Task directions: Set each record down exactly, excluding all images.

Working data:

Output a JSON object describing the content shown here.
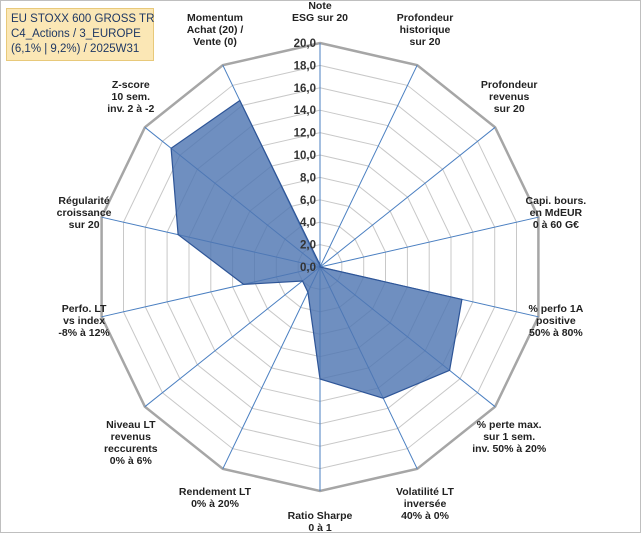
{
  "title": {
    "line1": "EU STOXX 600 GROSS TR",
    "line2": "C4_Actions / 3_EUROPE",
    "line3": "(6,1% | 9,2%) / 2025W31"
  },
  "chart_data": {
    "type": "radar",
    "rmin": 0,
    "rmax": 20,
    "tick_step": 2,
    "grid": true,
    "ticks": [
      "0,0",
      "2,0",
      "4,0",
      "6,0",
      "8,0",
      "10,0",
      "12,0",
      "14,0",
      "16,0",
      "18,0",
      "20,0"
    ],
    "axes": [
      [
        "Note",
        "ESG sur 20"
      ],
      [
        "Profondeur",
        "historique",
        "sur 20"
      ],
      [
        "Profondeur",
        "revenus",
        "sur 20"
      ],
      [
        "Capi. bours.",
        "en MdEUR",
        "0 à 60 G€"
      ],
      [
        "% perfo 1A",
        "positive",
        "50% à 80%"
      ],
      [
        "% perte max.",
        "sur 1 sem.",
        "inv. 50% à 20%"
      ],
      [
        "Volatilité LT",
        "inversée",
        "40% à 0%"
      ],
      [
        "Ratio Sharpe",
        "0 à 1"
      ],
      [
        "Rendement LT",
        "0% à 20%"
      ],
      [
        "Niveau LT",
        "revenus",
        "reccurents",
        "0% à 6%"
      ],
      [
        "Perfo. LT",
        "vs index",
        "-8% à 12%"
      ],
      [
        "Régularité",
        "croissance",
        "sur 20"
      ],
      [
        "Z-score",
        "10 sem.",
        "inv. 2 à -2"
      ],
      [
        "Momentum",
        "Achat (20) /",
        "Vente (0)"
      ]
    ],
    "values": [
      0.2,
      0,
      0,
      0,
      13.0,
      14.8,
      13.0,
      10.0,
      2.5,
      2.0,
      7.0,
      13.0,
      17.0,
      16.5
    ],
    "fill_color": "#4f76b2",
    "line_color": "#2e5597",
    "axis_color": "#4a7fc1",
    "grid_color": "#c8c8c8"
  }
}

The result:
Output a JSON object describing the content shown here.
{
  "title": {
    "line1": "EU STOXX 600 GROSS TR",
    "line2": "C4_Actions / 3_EUROPE",
    "line3": "(6,1% | 9,2%) / 2025W31"
  },
  "chart_data": {
    "type": "radar",
    "rmin": 0,
    "rmax": 20,
    "tick_step": 2,
    "grid": true,
    "ticks": [
      "0,0",
      "2,0",
      "4,0",
      "6,0",
      "8,0",
      "10,0",
      "12,0",
      "14,0",
      "16,0",
      "18,0",
      "20,0"
    ],
    "axes": [
      [
        "Note",
        "ESG sur 20"
      ],
      [
        "Profondeur",
        "historique",
        "sur 20"
      ],
      [
        "Profondeur",
        "revenus",
        "sur 20"
      ],
      [
        "Capi. bours.",
        "en MdEUR",
        "0 à 60 G€"
      ],
      [
        "% perfo 1A",
        "positive",
        "50% à 80%"
      ],
      [
        "% perte max.",
        "sur 1 sem.",
        "inv. 50% à 20%"
      ],
      [
        "Volatilité LT",
        "inversée",
        "40% à 0%"
      ],
      [
        "Ratio Sharpe",
        "0 à 1"
      ],
      [
        "Rendement LT",
        "0% à 20%"
      ],
      [
        "Niveau LT",
        "revenus",
        "reccurents",
        "0% à 6%"
      ],
      [
        "Perfo. LT",
        "vs index",
        "-8% à 12%"
      ],
      [
        "Régularité",
        "croissance",
        "sur 20"
      ],
      [
        "Z-score",
        "10 sem.",
        "inv. 2 à -2"
      ],
      [
        "Momentum",
        "Achat (20) /",
        "Vente (0)"
      ]
    ],
    "values": [
      0.2,
      0,
      0,
      0,
      13.0,
      14.8,
      13.0,
      10.0,
      2.5,
      2.0,
      7.0,
      13.0,
      17.0,
      16.5
    ],
    "fill_color": "#4f76b2",
    "line_color": "#2e5597",
    "axis_color": "#4a7fc1",
    "grid_color": "#c8c8c8"
  }
}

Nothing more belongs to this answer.